= WORK TO DO =
Locate the string "JSON" in the listing below. Copy every line where it is found.

= DATA SECTION =
++++++

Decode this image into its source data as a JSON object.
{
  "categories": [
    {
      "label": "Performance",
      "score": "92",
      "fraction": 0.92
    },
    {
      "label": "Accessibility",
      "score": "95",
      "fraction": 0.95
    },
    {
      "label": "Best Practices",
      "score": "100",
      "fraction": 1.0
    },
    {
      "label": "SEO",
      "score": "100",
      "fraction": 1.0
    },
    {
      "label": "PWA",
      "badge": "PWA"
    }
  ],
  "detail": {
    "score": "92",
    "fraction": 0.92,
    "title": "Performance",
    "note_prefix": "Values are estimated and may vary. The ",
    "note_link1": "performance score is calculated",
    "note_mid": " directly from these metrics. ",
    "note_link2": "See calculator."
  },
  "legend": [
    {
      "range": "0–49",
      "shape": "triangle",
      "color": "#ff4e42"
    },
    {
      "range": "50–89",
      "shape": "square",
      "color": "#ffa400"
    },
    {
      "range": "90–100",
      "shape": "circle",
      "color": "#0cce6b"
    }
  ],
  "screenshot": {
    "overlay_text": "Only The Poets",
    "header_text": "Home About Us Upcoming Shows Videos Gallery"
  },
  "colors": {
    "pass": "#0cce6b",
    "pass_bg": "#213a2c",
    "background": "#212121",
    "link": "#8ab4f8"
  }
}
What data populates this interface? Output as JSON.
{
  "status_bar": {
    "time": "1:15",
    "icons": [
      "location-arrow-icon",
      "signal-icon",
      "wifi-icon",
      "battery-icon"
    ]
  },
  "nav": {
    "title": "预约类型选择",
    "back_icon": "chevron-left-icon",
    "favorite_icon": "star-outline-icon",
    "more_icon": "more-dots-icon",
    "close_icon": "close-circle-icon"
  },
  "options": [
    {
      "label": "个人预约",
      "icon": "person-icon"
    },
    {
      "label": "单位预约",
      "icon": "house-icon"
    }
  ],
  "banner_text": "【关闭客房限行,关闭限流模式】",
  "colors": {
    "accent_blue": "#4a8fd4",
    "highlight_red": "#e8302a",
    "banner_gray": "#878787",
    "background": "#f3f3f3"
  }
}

++++++

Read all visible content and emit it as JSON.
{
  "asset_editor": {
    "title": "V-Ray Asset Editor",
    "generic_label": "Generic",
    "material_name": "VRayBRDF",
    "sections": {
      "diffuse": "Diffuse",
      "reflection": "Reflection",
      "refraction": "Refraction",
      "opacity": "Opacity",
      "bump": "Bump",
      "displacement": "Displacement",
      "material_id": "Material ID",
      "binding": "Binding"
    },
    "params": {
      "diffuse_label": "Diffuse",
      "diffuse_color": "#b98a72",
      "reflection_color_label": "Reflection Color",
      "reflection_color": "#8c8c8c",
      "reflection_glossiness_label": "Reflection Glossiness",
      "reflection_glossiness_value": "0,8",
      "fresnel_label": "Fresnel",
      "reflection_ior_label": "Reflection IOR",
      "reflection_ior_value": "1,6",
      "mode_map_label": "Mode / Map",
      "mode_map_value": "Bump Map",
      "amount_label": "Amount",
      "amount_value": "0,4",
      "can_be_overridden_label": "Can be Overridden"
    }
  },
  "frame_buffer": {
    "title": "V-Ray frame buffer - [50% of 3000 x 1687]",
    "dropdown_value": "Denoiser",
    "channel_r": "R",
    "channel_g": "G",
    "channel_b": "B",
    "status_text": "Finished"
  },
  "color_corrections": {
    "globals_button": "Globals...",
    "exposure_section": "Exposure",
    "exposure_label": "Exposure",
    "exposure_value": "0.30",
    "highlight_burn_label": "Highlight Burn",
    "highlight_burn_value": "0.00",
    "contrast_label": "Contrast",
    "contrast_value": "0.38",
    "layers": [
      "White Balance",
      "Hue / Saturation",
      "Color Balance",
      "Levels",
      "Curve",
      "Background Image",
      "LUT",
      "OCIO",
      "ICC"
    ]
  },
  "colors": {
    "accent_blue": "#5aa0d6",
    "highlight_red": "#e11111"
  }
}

++++++

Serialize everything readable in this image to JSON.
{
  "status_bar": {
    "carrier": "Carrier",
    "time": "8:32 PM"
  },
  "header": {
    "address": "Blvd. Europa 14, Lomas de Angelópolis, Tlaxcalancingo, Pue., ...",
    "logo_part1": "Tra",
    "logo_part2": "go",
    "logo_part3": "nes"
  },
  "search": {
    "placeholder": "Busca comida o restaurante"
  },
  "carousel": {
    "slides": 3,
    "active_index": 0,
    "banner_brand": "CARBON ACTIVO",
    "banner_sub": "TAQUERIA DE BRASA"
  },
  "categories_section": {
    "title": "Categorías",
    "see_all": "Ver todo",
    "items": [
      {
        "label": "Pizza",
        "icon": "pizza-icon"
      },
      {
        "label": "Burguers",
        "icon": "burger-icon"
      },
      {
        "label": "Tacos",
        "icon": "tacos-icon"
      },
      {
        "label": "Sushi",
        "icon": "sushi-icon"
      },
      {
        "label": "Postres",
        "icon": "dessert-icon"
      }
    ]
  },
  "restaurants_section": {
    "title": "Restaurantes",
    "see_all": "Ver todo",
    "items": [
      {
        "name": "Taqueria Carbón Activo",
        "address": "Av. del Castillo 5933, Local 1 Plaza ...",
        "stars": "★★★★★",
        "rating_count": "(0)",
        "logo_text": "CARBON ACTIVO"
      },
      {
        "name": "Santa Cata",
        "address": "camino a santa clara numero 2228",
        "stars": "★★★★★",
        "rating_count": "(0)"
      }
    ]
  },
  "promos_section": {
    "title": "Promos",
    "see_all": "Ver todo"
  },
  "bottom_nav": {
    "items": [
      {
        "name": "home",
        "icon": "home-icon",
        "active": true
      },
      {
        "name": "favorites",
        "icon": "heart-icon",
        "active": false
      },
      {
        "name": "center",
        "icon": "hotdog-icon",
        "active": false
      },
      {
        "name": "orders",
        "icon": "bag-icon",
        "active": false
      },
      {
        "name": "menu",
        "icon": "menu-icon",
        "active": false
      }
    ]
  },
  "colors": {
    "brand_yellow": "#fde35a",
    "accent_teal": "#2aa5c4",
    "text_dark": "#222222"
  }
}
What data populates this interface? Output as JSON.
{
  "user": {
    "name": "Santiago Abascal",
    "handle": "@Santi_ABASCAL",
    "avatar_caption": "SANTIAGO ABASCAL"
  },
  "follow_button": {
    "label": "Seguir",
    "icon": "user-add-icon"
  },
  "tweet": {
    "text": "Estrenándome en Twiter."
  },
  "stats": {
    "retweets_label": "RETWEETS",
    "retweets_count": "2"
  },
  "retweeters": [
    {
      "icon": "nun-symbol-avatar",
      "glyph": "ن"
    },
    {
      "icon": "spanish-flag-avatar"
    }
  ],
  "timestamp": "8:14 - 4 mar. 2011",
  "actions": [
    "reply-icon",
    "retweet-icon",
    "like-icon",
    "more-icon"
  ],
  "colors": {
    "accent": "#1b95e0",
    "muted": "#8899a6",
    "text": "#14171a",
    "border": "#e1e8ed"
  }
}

++++++

= ANSWER TO THIS EXERCISE =
Decode this image into its source data as a JSON object.
What data populates this interface? Output as JSON.
Read all visible content and emit it as JSON.
Serialize everything readable in this image to JSON.
What data populates this interface? Output as JSON.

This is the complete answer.